-- BEGIN RECORDS FOR THIS EXERCISE --
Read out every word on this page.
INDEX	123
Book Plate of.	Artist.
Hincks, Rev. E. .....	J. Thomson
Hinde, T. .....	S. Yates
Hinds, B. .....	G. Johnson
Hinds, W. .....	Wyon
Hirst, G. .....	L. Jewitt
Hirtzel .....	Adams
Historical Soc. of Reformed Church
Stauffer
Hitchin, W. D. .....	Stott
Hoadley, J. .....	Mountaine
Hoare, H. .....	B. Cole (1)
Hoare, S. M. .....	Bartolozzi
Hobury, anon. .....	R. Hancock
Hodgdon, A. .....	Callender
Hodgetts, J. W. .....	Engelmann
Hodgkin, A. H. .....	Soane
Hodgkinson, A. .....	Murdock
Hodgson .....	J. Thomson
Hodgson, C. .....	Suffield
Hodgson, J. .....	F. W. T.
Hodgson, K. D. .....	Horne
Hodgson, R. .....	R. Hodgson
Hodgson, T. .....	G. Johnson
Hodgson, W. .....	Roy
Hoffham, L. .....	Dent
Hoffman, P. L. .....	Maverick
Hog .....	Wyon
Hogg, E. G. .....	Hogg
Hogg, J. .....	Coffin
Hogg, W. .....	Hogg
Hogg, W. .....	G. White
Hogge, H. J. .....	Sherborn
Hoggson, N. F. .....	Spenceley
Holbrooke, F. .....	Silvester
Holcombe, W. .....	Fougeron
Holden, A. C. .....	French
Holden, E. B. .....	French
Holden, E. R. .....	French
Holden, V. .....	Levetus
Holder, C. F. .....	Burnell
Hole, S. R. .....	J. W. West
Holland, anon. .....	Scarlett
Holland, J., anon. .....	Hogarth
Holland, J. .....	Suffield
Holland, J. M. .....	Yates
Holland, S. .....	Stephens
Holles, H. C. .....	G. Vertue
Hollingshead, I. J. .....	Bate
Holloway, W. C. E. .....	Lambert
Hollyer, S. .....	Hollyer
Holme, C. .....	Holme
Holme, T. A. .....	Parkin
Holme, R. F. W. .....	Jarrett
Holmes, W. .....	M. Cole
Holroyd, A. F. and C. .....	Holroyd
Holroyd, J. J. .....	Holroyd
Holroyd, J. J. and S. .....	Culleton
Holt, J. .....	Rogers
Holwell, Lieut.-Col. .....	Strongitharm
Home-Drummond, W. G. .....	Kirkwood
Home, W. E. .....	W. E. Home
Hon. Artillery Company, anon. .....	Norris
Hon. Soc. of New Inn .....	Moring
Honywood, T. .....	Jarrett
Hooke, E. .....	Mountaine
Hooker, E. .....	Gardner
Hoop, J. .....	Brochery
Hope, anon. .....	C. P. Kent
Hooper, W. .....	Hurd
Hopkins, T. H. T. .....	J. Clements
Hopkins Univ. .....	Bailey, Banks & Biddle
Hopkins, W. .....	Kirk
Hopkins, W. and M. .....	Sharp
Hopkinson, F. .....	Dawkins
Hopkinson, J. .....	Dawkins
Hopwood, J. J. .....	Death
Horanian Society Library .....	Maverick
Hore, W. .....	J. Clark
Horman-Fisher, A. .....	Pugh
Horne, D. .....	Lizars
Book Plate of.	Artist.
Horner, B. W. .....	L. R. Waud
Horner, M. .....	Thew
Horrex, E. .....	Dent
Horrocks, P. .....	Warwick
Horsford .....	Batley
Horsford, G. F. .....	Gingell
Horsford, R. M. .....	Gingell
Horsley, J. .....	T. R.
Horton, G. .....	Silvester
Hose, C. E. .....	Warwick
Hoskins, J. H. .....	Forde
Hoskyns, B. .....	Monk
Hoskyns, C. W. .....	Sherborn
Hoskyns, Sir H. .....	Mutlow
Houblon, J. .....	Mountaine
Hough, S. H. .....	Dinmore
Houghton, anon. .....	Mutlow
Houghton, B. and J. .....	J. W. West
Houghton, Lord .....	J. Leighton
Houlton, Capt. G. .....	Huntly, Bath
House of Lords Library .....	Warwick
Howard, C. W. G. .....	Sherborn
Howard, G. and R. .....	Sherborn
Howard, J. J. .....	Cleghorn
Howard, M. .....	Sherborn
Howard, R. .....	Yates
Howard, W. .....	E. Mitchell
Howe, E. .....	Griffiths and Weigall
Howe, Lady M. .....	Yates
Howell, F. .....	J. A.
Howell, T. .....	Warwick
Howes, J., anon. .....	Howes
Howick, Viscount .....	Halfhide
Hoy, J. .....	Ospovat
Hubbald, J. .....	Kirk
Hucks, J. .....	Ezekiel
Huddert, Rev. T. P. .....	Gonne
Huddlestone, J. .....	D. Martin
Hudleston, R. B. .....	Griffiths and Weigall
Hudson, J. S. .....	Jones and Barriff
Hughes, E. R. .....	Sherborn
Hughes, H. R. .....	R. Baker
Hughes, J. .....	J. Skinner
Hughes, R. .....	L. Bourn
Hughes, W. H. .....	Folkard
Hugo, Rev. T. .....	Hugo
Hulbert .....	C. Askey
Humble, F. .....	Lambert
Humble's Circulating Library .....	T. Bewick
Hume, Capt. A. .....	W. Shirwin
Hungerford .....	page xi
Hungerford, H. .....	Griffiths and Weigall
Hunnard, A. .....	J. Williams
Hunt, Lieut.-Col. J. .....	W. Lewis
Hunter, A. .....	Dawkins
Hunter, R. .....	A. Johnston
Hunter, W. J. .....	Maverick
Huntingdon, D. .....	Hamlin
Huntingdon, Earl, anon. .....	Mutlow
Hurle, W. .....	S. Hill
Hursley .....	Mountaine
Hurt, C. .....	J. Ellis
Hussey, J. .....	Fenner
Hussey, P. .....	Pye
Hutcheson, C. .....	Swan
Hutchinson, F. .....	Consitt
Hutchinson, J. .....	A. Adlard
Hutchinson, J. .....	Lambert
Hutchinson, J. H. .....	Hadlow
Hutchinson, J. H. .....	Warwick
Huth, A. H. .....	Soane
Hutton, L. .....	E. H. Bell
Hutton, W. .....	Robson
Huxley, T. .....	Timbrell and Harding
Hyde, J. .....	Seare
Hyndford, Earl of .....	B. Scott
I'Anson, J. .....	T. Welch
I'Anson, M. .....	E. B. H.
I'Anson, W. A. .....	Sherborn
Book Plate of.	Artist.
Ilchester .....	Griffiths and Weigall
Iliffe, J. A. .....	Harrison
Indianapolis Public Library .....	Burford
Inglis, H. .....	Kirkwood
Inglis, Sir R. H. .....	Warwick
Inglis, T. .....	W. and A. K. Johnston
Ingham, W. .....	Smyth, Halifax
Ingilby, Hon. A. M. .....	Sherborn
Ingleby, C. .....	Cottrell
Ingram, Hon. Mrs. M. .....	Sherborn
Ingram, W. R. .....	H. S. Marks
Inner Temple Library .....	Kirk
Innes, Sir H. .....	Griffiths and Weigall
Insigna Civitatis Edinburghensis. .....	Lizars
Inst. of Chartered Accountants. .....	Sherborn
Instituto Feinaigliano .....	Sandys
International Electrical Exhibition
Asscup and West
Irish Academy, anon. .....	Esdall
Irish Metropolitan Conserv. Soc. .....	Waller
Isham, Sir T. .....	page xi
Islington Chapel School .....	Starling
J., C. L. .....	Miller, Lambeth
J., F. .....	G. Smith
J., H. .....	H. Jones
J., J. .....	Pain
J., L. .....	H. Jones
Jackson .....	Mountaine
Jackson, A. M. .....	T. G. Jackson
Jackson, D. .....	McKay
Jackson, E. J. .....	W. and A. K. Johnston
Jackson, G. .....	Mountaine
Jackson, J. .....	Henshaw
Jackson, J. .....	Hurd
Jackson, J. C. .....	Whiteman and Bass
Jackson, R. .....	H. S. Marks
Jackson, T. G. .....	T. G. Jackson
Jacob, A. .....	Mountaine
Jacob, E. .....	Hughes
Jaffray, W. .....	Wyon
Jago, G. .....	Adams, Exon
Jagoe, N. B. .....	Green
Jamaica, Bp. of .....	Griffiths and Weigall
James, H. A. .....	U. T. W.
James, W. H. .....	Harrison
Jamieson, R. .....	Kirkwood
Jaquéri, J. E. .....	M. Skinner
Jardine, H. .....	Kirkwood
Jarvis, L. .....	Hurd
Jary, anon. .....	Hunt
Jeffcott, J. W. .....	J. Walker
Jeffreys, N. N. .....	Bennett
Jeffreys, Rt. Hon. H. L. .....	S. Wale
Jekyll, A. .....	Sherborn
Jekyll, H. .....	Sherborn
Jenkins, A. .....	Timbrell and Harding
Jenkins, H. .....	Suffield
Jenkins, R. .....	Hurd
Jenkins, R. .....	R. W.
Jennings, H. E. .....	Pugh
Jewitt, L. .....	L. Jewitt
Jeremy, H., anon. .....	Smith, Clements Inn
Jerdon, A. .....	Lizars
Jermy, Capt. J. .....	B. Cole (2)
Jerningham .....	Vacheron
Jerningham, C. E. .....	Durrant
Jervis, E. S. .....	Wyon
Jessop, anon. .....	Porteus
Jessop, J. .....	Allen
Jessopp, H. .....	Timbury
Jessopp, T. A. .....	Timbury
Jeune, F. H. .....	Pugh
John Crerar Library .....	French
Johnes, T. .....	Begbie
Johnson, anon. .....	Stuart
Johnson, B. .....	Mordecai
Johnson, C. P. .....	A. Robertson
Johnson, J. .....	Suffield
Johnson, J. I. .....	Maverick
-- END RECORDS FOR THIS EXERCISE --
Output nothing but the number of lines in the data containing the string "Anson".

3